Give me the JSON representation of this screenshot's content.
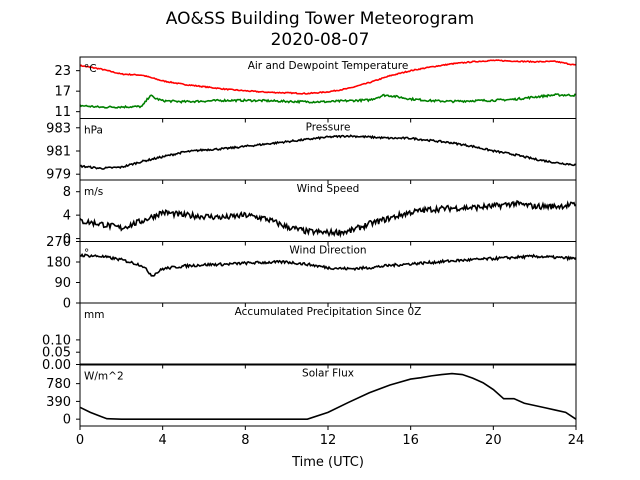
{
  "figure": {
    "title_line1": "AO&SS Building Tower Meteorogram",
    "title_line2": "2020-08-07",
    "xlabel": "Time (UTC)"
  },
  "chart_data": {
    "type": "line",
    "x_axis": {
      "range": [
        0,
        24
      ],
      "ticks": [
        0,
        4,
        8,
        12,
        16,
        20,
        24
      ],
      "tick_labels": [
        "0",
        "4",
        "8",
        "12",
        "16",
        "20",
        "24"
      ],
      "label": "Time (UTC)"
    },
    "grid": false,
    "panels": [
      {
        "id": "temperature",
        "title": "Air and Dewpoint Temperature",
        "unit": "°C",
        "ylim": [
          9,
          27
        ],
        "yticks": [
          11,
          17,
          23
        ],
        "ytick_labels": [
          "11",
          "17",
          "23"
        ],
        "series": [
          {
            "color": "#ff0000",
            "noise": 0.15,
            "x": [
              0,
              1,
              2,
              3,
              4,
              5,
              6,
              7,
              8,
              9,
              10,
              11,
              12,
              13,
              14,
              15,
              16,
              17,
              18,
              19,
              20,
              21,
              22,
              23,
              24
            ],
            "y": [
              24.5,
              23.5,
              22,
              21.7,
              20,
              19,
              18.3,
              17.6,
              17.1,
              16.7,
              16.5,
              16.3,
              16.8,
              17.8,
              19.5,
              21.5,
              23,
              24.1,
              25,
              25.6,
              26,
              25.8,
              25.6,
              25.7,
              24.6
            ]
          },
          {
            "color": "#008000",
            "noise": 0.3,
            "x": [
              0,
              1,
              2,
              3,
              3.4,
              3.6,
              4,
              5,
              6,
              7,
              8,
              9,
              10,
              11,
              12,
              13,
              14,
              14.7,
              15,
              16,
              17,
              18,
              19,
              20,
              21,
              22,
              23,
              24
            ],
            "y": [
              12.8,
              12.3,
              12.4,
              12.5,
              15.8,
              15,
              14.2,
              13.9,
              14.1,
              14.3,
              14.3,
              14.2,
              14.0,
              13.9,
              13.9,
              14.2,
              14.4,
              15.8,
              15.7,
              14.7,
              14.2,
              14.0,
              14.2,
              14.3,
              14.6,
              15.3,
              15.9,
              15.8
            ]
          }
        ]
      },
      {
        "id": "pressure",
        "title": "Pressure",
        "unit": "hPa",
        "ylim": [
          978.5,
          983.8
        ],
        "yticks": [
          979,
          981,
          983
        ],
        "ytick_labels": [
          "979",
          "981",
          "983"
        ],
        "series": [
          {
            "color": "#000000",
            "noise": 0.08,
            "x": [
              0,
              1,
              2,
              3,
              4,
              5,
              6,
              7,
              8,
              9,
              10,
              11,
              12,
              13,
              14,
              15,
              16,
              17,
              18,
              19,
              20,
              21,
              22,
              23,
              24
            ],
            "y": [
              979.7,
              979.5,
              979.6,
              980.1,
              980.5,
              980.9,
              981.1,
              981.2,
              981.4,
              981.6,
              981.8,
              982,
              982.2,
              982.3,
              982.2,
              982.1,
              982.1,
              981.9,
              981.7,
              981.4,
              981.0,
              980.7,
              980.3,
              980.0,
              979.8
            ]
          }
        ]
      },
      {
        "id": "wind_speed",
        "title": "Wind Speed",
        "unit": "m/s",
        "ylim": [
          -0.5,
          10
        ],
        "yticks": [
          0,
          4,
          8
        ],
        "ytick_labels": [
          "0",
          "4",
          "8"
        ],
        "series": [
          {
            "color": "#000000",
            "noise": 0.5,
            "x": [
              0,
              1,
              2,
              3,
              4,
              5,
              6,
              7,
              8,
              9,
              10,
              11,
              12,
              13,
              14,
              15,
              16,
              17,
              18,
              19,
              20,
              21,
              22,
              23,
              24
            ],
            "y": [
              3,
              2.5,
              1.8,
              3,
              4.5,
              4,
              3.8,
              3.6,
              4,
              3.4,
              2,
              1.2,
              1,
              1.2,
              2.5,
              3.5,
              4.5,
              5,
              5.2,
              5.3,
              5.5,
              6,
              5.5,
              5.5,
              5.8
            ]
          }
        ]
      },
      {
        "id": "wind_direction",
        "title": "Wind Direction",
        "unit": "°",
        "ylim": [
          0,
          270
        ],
        "yticks": [
          0,
          90,
          180,
          270
        ],
        "ytick_labels": [
          "0",
          "90",
          "180",
          "270"
        ],
        "series": [
          {
            "color": "#000000",
            "noise": 6,
            "x": [
              0,
              1,
              2,
              3,
              3.5,
              4,
              5,
              6,
              7,
              8,
              9,
              10,
              11,
              12,
              13,
              14,
              15,
              16,
              17,
              18,
              19,
              20,
              21,
              22,
              23,
              24
            ],
            "y": [
              210,
              205,
              190,
              165,
              120,
              150,
              162,
              168,
              170,
              175,
              178,
              180,
              170,
              155,
              150,
              155,
              165,
              172,
              178,
              185,
              190,
              195,
              200,
              205,
              200,
              195
            ]
          }
        ]
      },
      {
        "id": "precipitation",
        "title": "Accumulated Precipitation Since 0Z",
        "unit": "mm",
        "ylim": [
          0,
          0.25
        ],
        "yticks": [
          0.0,
          0.05,
          0.1
        ],
        "ytick_labels": [
          "0.00",
          "0.05",
          "0.10"
        ],
        "series": [
          {
            "color": "#000000",
            "noise": 0,
            "x": [
              0,
              24
            ],
            "y": [
              0,
              0
            ]
          }
        ]
      },
      {
        "id": "solar_flux",
        "title": "Solar Flux",
        "unit": "W/m^2",
        "ylim": [
          -150,
          1200
        ],
        "yticks": [
          0,
          390,
          780
        ],
        "ytick_labels": [
          "0",
          "390",
          "780"
        ],
        "series": [
          {
            "color": "#000000",
            "noise": 0,
            "x": [
              0,
              0.5,
              1,
              1.3,
              2,
              4,
              6,
              8,
              10,
              11,
              12,
              13,
              14,
              15,
              16,
              16.5,
              17,
              17.5,
              18,
              18.5,
              19,
              19.5,
              20,
              20.5,
              21,
              21.5,
              22,
              22.5,
              23,
              23.5,
              24
            ],
            "y": [
              260,
              150,
              60,
              10,
              0,
              0,
              0,
              0,
              0,
              0,
              150,
              370,
              580,
              750,
              880,
              910,
              950,
              980,
              1000,
              980,
              900,
              800,
              650,
              450,
              450,
              350,
              300,
              250,
              200,
              150,
              0
            ]
          }
        ]
      }
    ]
  }
}
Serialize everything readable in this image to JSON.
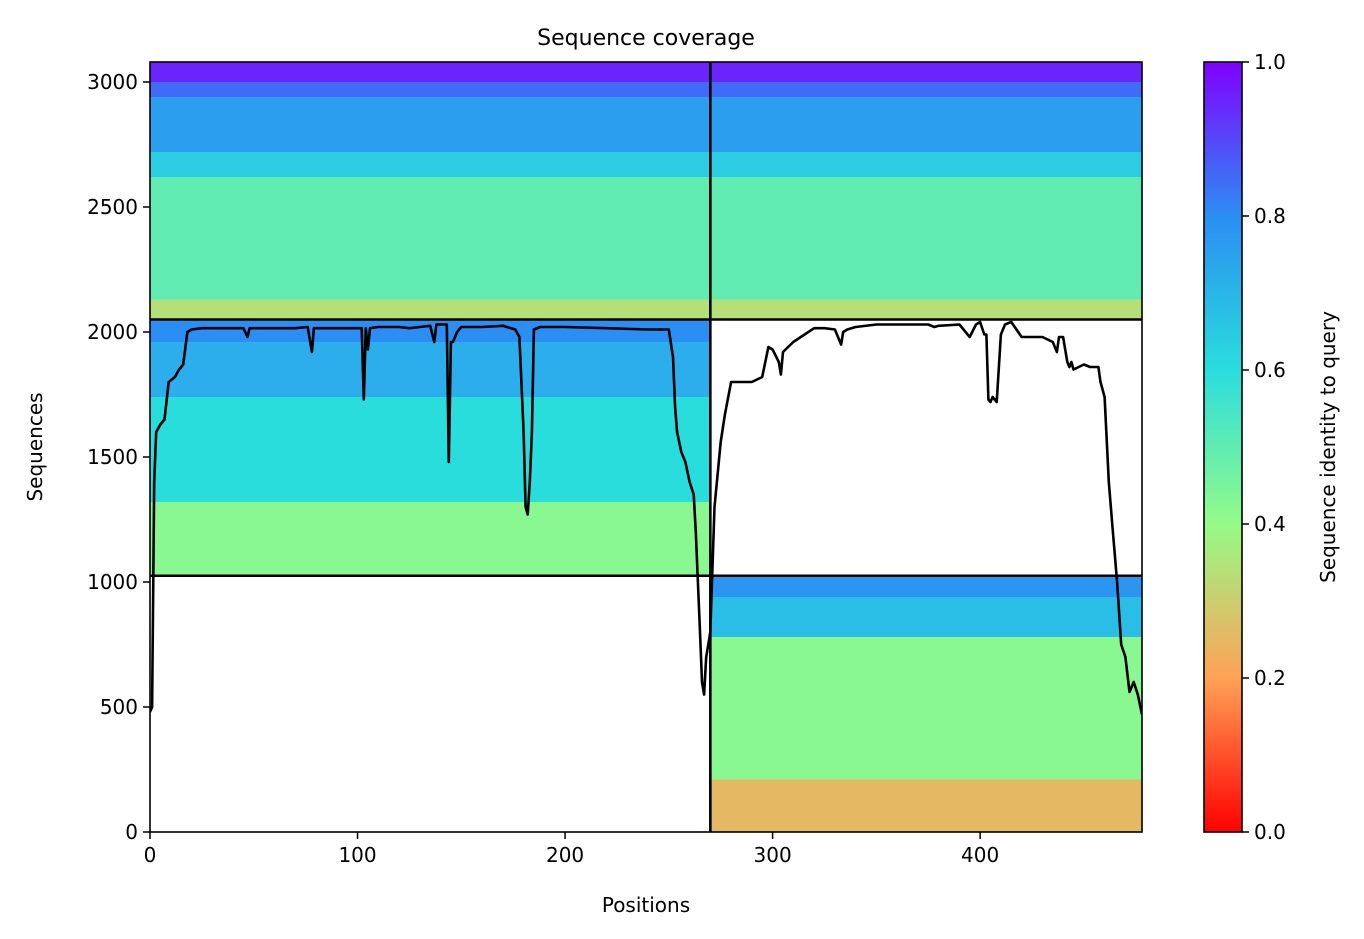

——

▶ EXERCISE:
Repeat the material above verbatim, with no pictures in the output.

▶ REPLY TO THE EXERCISE:
Give me the JSON representation of this screenshot's content.
{
  "figure": {
    "title_line1": "AO&SS Building Tower Meteorogram",
    "title_line2": "2020-08-07",
    "xlabel": "Time (UTC)"
  },
  "chart_data": {
    "type": "line",
    "x_axis": {
      "range": [
        0,
        24
      ],
      "ticks": [
        0,
        4,
        8,
        12,
        16,
        20,
        24
      ],
      "tick_labels": [
        "0",
        "4",
        "8",
        "12",
        "16",
        "20",
        "24"
      ],
      "label": "Time (UTC)"
    },
    "grid": false,
    "panels": [
      {
        "id": "temperature",
        "title": "Air and Dewpoint Temperature",
        "unit": "°C",
        "ylim": [
          9,
          27
        ],
        "yticks": [
          11,
          17,
          23
        ],
        "ytick_labels": [
          "11",
          "17",
          "23"
        ],
        "series": [
          {
            "color": "#ff0000",
            "noise": 0.15,
            "x": [
              0,
              1,
              2,
              3,
              4,
              5,
              6,
              7,
              8,
              9,
              10,
              11,
              12,
              13,
              14,
              15,
              16,
              17,
              18,
              19,
              20,
              21,
              22,
              23,
              24
            ],
            "y": [
              24.5,
              23.5,
              22,
              21.7,
              20,
              19,
              18.3,
              17.6,
              17.1,
              16.7,
              16.5,
              16.3,
              16.8,
              17.8,
              19.5,
              21.5,
              23,
              24.1,
              25,
              25.6,
              26,
              25.8,
              25.6,
              25.7,
              24.6
            ]
          },
          {
            "color": "#008000",
            "noise": 0.3,
            "x": [
              0,
              1,
              2,
              3,
              3.4,
              3.6,
              4,
              5,
              6,
              7,
              8,
              9,
              10,
              11,
              12,
              13,
              14,
              14.7,
              15,
              16,
              17,
              18,
              19,
              20,
              21,
              22,
              23,
              24
            ],
            "y": [
              12.8,
              12.3,
              12.4,
              12.5,
              15.8,
              15,
              14.2,
              13.9,
              14.1,
              14.3,
              14.3,
              14.2,
              14.0,
              13.9,
              13.9,
              14.2,
              14.4,
              15.8,
              15.7,
              14.7,
              14.2,
              14.0,
              14.2,
              14.3,
              14.6,
              15.3,
              15.9,
              15.8
            ]
          }
        ]
      },
      {
        "id": "pressure",
        "title": "Pressure",
        "unit": "hPa",
        "ylim": [
          978.5,
          983.8
        ],
        "yticks": [
          979,
          981,
          983
        ],
        "ytick_labels": [
          "979",
          "981",
          "983"
        ],
        "series": [
          {
            "color": "#000000",
            "noise": 0.08,
            "x": [
              0,
              1,
              2,
              3,
              4,
              5,
              6,
              7,
              8,
              9,
              10,
              11,
              12,
              13,
              14,
              15,
              16,
              17,
              18,
              19,
              20,
              21,
              22,
              23,
              24
            ],
            "y": [
              979.7,
              979.5,
              979.6,
              980.1,
              980.5,
              980.9,
              981.1,
              981.2,
              981.4,
              981.6,
              981.8,
              982,
              982.2,
              982.3,
              982.2,
              982.1,
              982.1,
              981.9,
              981.7,
              981.4,
              981.0,
              980.7,
              980.3,
              980.0,
              979.8
            ]
          }
        ]
      },
      {
        "id": "wind_speed",
        "title": "Wind Speed",
        "unit": "m/s",
        "ylim": [
          -0.5,
          10
        ],
        "yticks": [
          0,
          4,
          8
        ],
        "ytick_labels": [
          "0",
          "4",
          "8"
        ],
        "series": [
          {
            "color": "#000000",
            "noise": 0.5,
            "x": [
              0,
              1,
              2,
              3,
              4,
              5,
              6,
              7,
              8,
              9,
              10,
              11,
              12,
              13,
              14,
              15,
              16,
              17,
              18,
              19,
              20,
              21,
              22,
              23,
              24
            ],
            "y": [
              3,
              2.5,
              1.8,
              3,
              4.5,
              4,
              3.8,
              3.6,
              4,
              3.4,
              2,
              1.2,
              1,
              1.2,
              2.5,
              3.5,
              4.5,
              5,
              5.2,
              5.3,
              5.5,
              6,
              5.5,
              5.5,
              5.8
            ]
          }
        ]
      },
      {
        "id": "wind_direction",
        "title": "Wind Direction",
        "unit": "°",
        "ylim": [
          0,
          270
        ],
        "yticks": [
          0,
          90,
          180,
          270
        ],
        "ytick_labels": [
          "0",
          "90",
          "180",
          "270"
        ],
        "series": [
          {
            "color": "#000000",
            "noise": 6,
            "x": [
              0,
              1,
              2,
              3,
              3.5,
              4,
              5,
              6,
              7,
              8,
              9,
              10,
              11,
              12,
              13,
              14,
              15,
              16,
              17,
              18,
              19,
              20,
              21,
              22,
              23,
              24
            ],
            "y": [
              210,
              205,
              190,
              165,
              120,
              150,
              162,
              168,
              170,
              175,
              178,
              180,
              170,
              155,
              150,
              155,
              165,
              172,
              178,
              185,
              190,
              195,
              200,
              205,
              200,
              195
            ]
          }
        ]
      },
      {
        "id": "precipitation",
        "title": "Accumulated Precipitation Since 0Z",
        "unit": "mm",
        "ylim": [
          0,
          0.25
        ],
        "yticks": [
          0.0,
          0.05,
          0.1
        ],
        "ytick_labels": [
          "0.00",
          "0.05",
          "0.10"
        ],
        "series": [
          {
            "color": "#000000",
            "noise": 0,
            "x": [
              0,
              24
            ],
            "y": [
              0,
              0
            ]
          }
        ]
      },
      {
        "id": "solar_flux",
        "title": "Solar Flux",
        "unit": "W/m^2",
        "ylim": [
          -150,
          1200
        ],
        "yticks": [
          0,
          390,
          780
        ],
        "ytick_labels": [
          "0",
          "390",
          "780"
        ],
        "series": [
          {
            "color": "#000000",
            "noise": 0,
            "x": [
              0,
              0.5,
              1,
              1.3,
              2,
              4,
              6,
              8,
              10,
              11,
              12,
              13,
              14,
              15,
              16,
              16.5,
              17,
              17.5,
              18,
              18.5,
              19,
              19.5,
              20,
              20.5,
              21,
              21.5,
              22,
              22.5,
              23,
              23.5,
              24
            ],
            "y": [
              260,
              150,
              60,
              10,
              0,
              0,
              0,
              0,
              0,
              0,
              150,
              370,
              580,
              750,
              880,
              910,
              950,
              980,
              1000,
              980,
              900,
              800,
              650,
              450,
              450,
              350,
              300,
              250,
              200,
              150,
              0
            ]
          }
        ]
      }
    ]
  }
}
Serialize everything readable in this image to JSON.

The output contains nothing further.